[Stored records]
** START **
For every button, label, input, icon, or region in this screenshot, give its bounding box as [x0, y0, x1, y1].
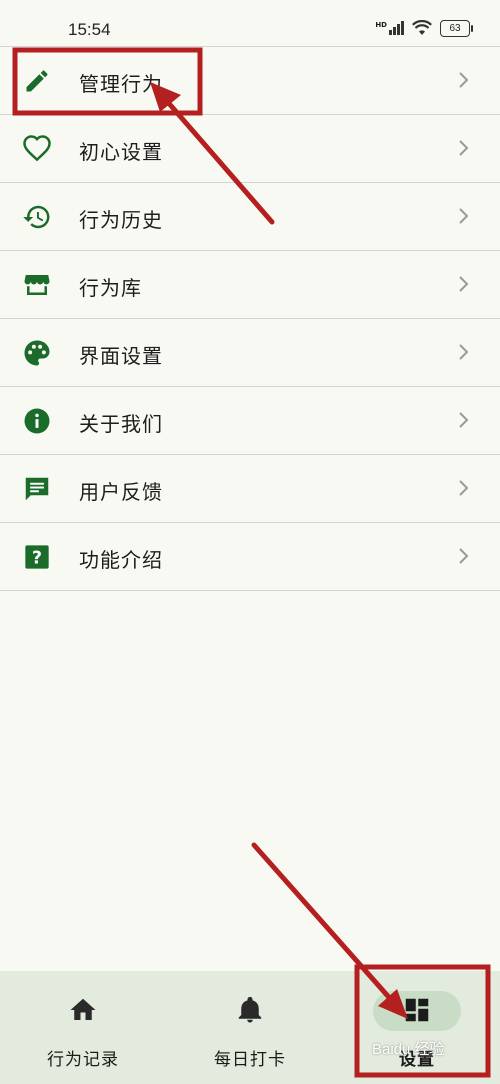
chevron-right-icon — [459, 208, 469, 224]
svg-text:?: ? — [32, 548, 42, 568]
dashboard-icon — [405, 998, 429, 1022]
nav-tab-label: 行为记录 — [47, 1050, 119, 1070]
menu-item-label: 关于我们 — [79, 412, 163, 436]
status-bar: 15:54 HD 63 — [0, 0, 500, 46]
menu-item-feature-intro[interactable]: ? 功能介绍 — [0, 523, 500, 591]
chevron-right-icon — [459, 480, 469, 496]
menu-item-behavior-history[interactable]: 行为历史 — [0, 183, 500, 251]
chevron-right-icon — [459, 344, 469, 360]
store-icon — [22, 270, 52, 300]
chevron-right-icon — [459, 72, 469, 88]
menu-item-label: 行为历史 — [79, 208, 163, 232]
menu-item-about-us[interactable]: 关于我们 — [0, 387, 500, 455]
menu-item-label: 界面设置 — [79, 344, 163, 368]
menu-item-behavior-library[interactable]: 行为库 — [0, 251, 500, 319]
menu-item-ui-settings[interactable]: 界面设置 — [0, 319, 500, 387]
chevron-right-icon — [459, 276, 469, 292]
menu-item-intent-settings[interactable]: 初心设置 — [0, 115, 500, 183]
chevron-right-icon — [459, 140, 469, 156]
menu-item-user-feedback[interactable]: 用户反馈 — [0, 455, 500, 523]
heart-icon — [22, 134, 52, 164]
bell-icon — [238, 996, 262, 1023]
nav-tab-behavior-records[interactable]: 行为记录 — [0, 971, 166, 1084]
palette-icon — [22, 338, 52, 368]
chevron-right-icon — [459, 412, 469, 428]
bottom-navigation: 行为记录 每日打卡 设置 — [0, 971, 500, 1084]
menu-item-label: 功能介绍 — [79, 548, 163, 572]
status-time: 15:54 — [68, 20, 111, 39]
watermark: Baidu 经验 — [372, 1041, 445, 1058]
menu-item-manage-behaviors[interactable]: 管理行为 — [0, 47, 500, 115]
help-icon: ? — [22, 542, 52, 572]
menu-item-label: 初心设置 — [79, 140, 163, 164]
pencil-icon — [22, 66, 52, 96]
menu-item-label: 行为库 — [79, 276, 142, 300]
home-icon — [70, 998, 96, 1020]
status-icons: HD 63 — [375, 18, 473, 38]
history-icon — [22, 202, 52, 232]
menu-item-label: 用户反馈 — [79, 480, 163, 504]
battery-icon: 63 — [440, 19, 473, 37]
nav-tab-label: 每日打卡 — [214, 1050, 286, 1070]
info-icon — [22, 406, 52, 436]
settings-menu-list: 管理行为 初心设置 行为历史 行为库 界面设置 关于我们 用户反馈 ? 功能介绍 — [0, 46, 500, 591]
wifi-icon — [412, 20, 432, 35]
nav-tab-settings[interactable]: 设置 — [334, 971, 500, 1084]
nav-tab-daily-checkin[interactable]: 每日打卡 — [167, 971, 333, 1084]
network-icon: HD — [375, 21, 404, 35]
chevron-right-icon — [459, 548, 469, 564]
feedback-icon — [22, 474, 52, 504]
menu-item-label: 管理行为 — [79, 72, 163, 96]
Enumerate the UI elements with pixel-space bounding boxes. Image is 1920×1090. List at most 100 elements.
** END **
**Task requirements**
Copy every line above word for word, leaving out the pictures.

**Complete response**
For every button, label, input, icon, or region in this screenshot, give its bounding box as [x0, y0, x1, y1].
chevron-right-icon — [459, 208, 469, 224]
svg-text:?: ? — [32, 548, 42, 568]
dashboard-icon — [405, 998, 429, 1022]
nav-tab-label: 行为记录 — [47, 1050, 119, 1070]
menu-item-label: 关于我们 — [79, 412, 163, 436]
status-bar: 15:54 HD 63 — [0, 0, 500, 46]
menu-item-feature-intro[interactable]: ? 功能介绍 — [0, 523, 500, 591]
chevron-right-icon — [459, 480, 469, 496]
menu-item-behavior-history[interactable]: 行为历史 — [0, 183, 500, 251]
chevron-right-icon — [459, 344, 469, 360]
store-icon — [22, 270, 52, 300]
chevron-right-icon — [459, 72, 469, 88]
menu-item-label: 行为历史 — [79, 208, 163, 232]
menu-item-about-us[interactable]: 关于我们 — [0, 387, 500, 455]
menu-item-label: 界面设置 — [79, 344, 163, 368]
menu-item-behavior-library[interactable]: 行为库 — [0, 251, 500, 319]
menu-item-ui-settings[interactable]: 界面设置 — [0, 319, 500, 387]
chevron-right-icon — [459, 276, 469, 292]
menu-item-intent-settings[interactable]: 初心设置 — [0, 115, 500, 183]
chevron-right-icon — [459, 140, 469, 156]
menu-item-user-feedback[interactable]: 用户反馈 — [0, 455, 500, 523]
heart-icon — [22, 134, 52, 164]
bell-icon — [238, 996, 262, 1023]
nav-tab-behavior-records[interactable]: 行为记录 — [0, 971, 166, 1084]
palette-icon — [22, 338, 52, 368]
chevron-right-icon — [459, 412, 469, 428]
bottom-navigation: 行为记录 每日打卡 设置 — [0, 971, 500, 1084]
menu-item-label: 功能介绍 — [79, 548, 163, 572]
status-time: 15:54 — [68, 20, 111, 39]
watermark: Baidu 经验 — [372, 1041, 445, 1058]
menu-item-manage-behaviors[interactable]: 管理行为 — [0, 47, 500, 115]
help-icon: ? — [22, 542, 52, 572]
menu-item-label: 初心设置 — [79, 140, 163, 164]
pencil-icon — [22, 66, 52, 96]
menu-item-label: 行为库 — [79, 276, 142, 300]
home-icon — [70, 998, 96, 1020]
status-icons: HD 63 — [375, 18, 473, 38]
history-icon — [22, 202, 52, 232]
menu-item-label: 用户反馈 — [79, 480, 163, 504]
battery-icon: 63 — [440, 19, 473, 37]
nav-tab-label: 每日打卡 — [214, 1050, 286, 1070]
info-icon — [22, 406, 52, 436]
settings-menu-list: 管理行为 初心设置 行为历史 行为库 界面设置 关于我们 用户反馈 ? 功能介绍 — [0, 46, 500, 591]
wifi-icon — [412, 20, 432, 35]
nav-tab-settings[interactable]: 设置 — [334, 971, 500, 1084]
nav-tab-daily-checkin[interactable]: 每日打卡 — [167, 971, 333, 1084]
network-icon: HD — [375, 21, 404, 35]
chevron-right-icon — [459, 548, 469, 564]
feedback-icon — [22, 474, 52, 504]
menu-item-label: 管理行为 — [79, 72, 163, 96]
Enumerate the UI elements with pixel-space bounding boxes. Image is 1920×1090. List at most 100 elements.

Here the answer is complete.